Stored records
---
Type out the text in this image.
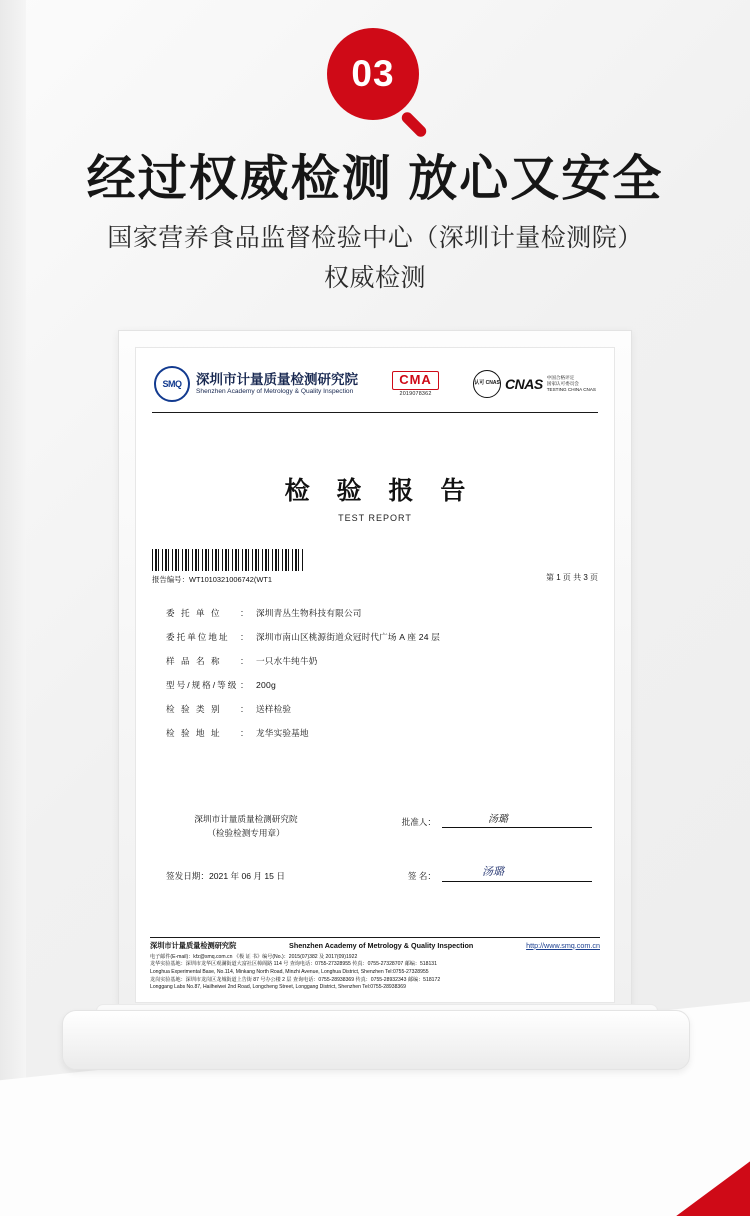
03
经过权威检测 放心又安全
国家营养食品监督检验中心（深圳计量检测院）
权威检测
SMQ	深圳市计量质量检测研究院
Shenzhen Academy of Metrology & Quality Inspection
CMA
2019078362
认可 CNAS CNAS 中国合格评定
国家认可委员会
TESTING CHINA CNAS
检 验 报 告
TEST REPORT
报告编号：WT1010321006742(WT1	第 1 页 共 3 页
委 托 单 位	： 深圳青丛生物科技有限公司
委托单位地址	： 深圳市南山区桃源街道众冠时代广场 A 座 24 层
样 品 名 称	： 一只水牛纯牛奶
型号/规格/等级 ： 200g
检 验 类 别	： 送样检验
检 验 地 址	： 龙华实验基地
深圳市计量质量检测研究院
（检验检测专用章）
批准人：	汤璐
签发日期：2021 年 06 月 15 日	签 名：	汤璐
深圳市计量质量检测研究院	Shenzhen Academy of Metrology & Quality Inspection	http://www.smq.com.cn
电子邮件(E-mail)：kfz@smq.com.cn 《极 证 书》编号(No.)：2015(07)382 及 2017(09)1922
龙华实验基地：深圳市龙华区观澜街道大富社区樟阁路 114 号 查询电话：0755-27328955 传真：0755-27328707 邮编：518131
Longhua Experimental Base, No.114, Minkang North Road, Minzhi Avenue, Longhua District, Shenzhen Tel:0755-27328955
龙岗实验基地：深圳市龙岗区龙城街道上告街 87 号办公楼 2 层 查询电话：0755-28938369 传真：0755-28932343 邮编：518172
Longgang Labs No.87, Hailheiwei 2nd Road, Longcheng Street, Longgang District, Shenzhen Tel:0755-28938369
---
Write down only how many lines in the listing contain the word "Shenzhen".

- **Task result**
4